## BEGIN RECORD SET

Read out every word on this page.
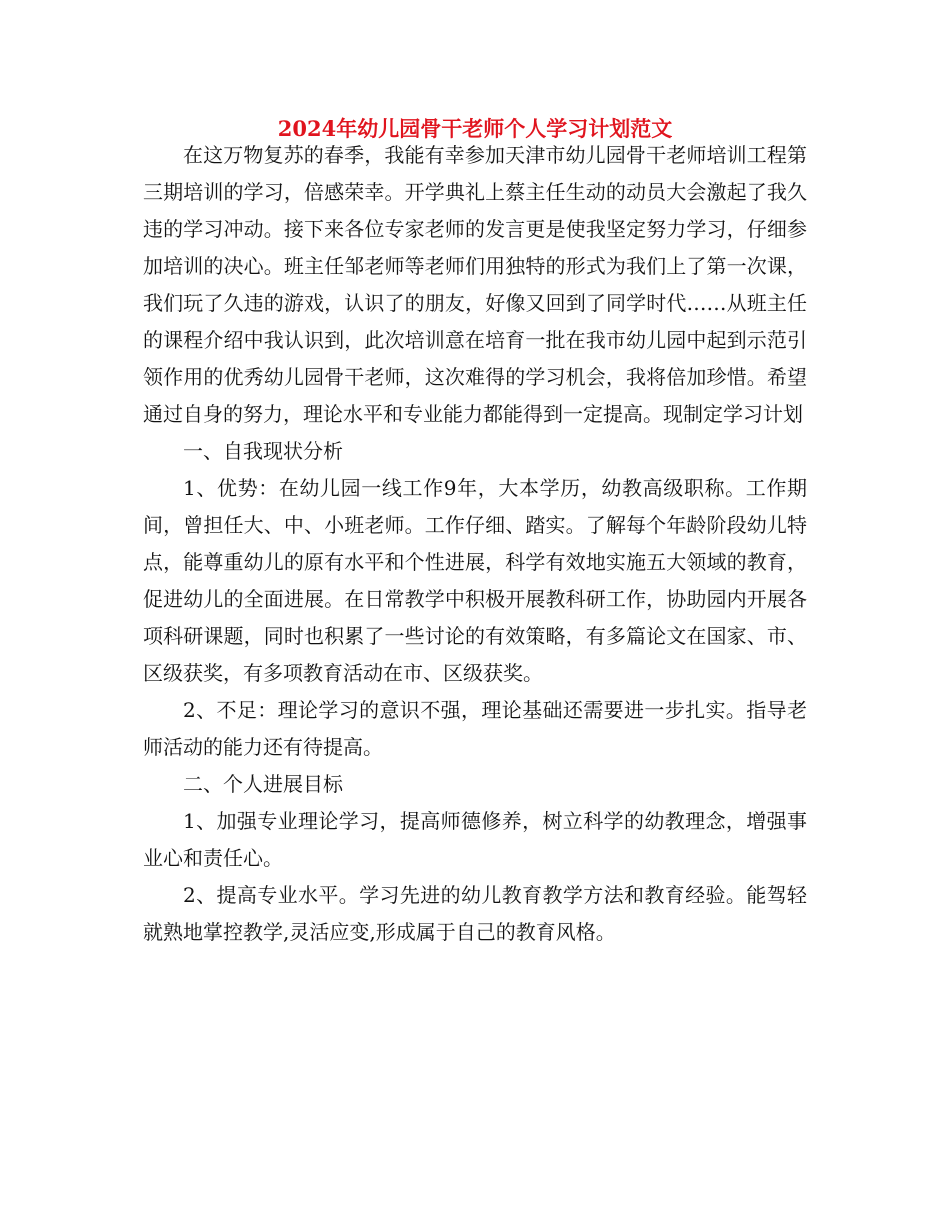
2024年幼儿园骨干老师个人学习计划范文

在这万物复苏的春季，我能有幸参加天津市幼儿园骨干老师培训工程第三期培训的学习，倍感荣幸。开学典礼上蔡主任生动的动员大会激起了我久违的学习冲动。接下来各位专家老师的发言更是使我坚定努力学习，仔细参加培训的决心。班主任邹老师等老师们用独特的形式为我们上了第一次课，我们玩了久违的游戏，认识了的朋友，好像又回到了同学时代……从班主任的课程介绍中我认识到，此次培训意在培育一批在我市幼儿园中起到示范引领作用的优秀幼儿园骨干老师，这次难得的学习机会，我将倍加珍惜。希望通过自身的努力，理论水平和专业能力都能得到一定提高。现制定学习计划

一、自我现状分析

1、优势：在幼儿园一线工作9年，大本学历，幼教高级职称。工作期间，曾担任大、中、小班老师。工作仔细、踏实。了解每个年龄阶段幼儿特点，能尊重幼儿的原有水平和个性进展，科学有效地实施五大领域的教育，促进幼儿的全面进展。在日常教学中积极开展教科研工作，协助园内开展各项科研课题，同时也积累了一些讨论的有效策略，有多篇论文在国家、市、区级获奖，有多项教育活动在市、区级获奖。

2、不足：理论学习的意识不强，理论基础还需要进一步扎实。指导老师活动的能力还有待提高。

二、个人进展目标

1、加强专业理论学习，提高师德修养，树立科学的幼教理念，增强事业心和责任心。

2、提高专业水平。学习先进的幼儿教育教学方法和教育经验。能驾轻就熟地掌控教学,灵活应变,形成属于自己的教育风格。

## END RECORD SET

TASK: Quote the entries in full. Any image among them is to be omitted from the copy.

EXERCISE OUTPUT:
Read out every word on this page.
2024年幼儿园骨干老师个人学习计划范文

在这万物复苏的春季，我能有幸参加天津市幼儿园骨干老师培训工程第三期培训的学习，倍感荣幸。开学典礼上蔡主任生动的动员大会激起了我久违的学习冲动。接下来各位专家老师的发言更是使我坚定努力学习，仔细参加培训的决心。班主任邹老师等老师们用独特的形式为我们上了第一次课，我们玩了久违的游戏，认识了的朋友，好像又回到了同学时代……从班主任的课程介绍中我认识到，此次培训意在培育一批在我市幼儿园中起到示范引领作用的优秀幼儿园骨干老师，这次难得的学习机会，我将倍加珍惜。希望通过自身的努力，理论水平和专业能力都能得到一定提高。现制定学习计划

一、自我现状分析

1、优势：在幼儿园一线工作9年，大本学历，幼教高级职称。工作期间，曾担任大、中、小班老师。工作仔细、踏实。了解每个年龄阶段幼儿特点，能尊重幼儿的原有水平和个性进展，科学有效地实施五大领域的教育，促进幼儿的全面进展。在日常教学中积极开展教科研工作，协助园内开展各项科研课题，同时也积累了一些讨论的有效策略，有多篇论文在国家、市、区级获奖，有多项教育活动在市、区级获奖。

2、不足：理论学习的意识不强，理论基础还需要进一步扎实。指导老师活动的能力还有待提高。

二、个人进展目标

1、加强专业理论学习，提高师德修养，树立科学的幼教理念，增强事业心和责任心。

2、提高专业水平。学习先进的幼儿教育教学方法和教育经验。能驾轻就熟地掌控教学,灵活应变,形成属于自己的教育风格。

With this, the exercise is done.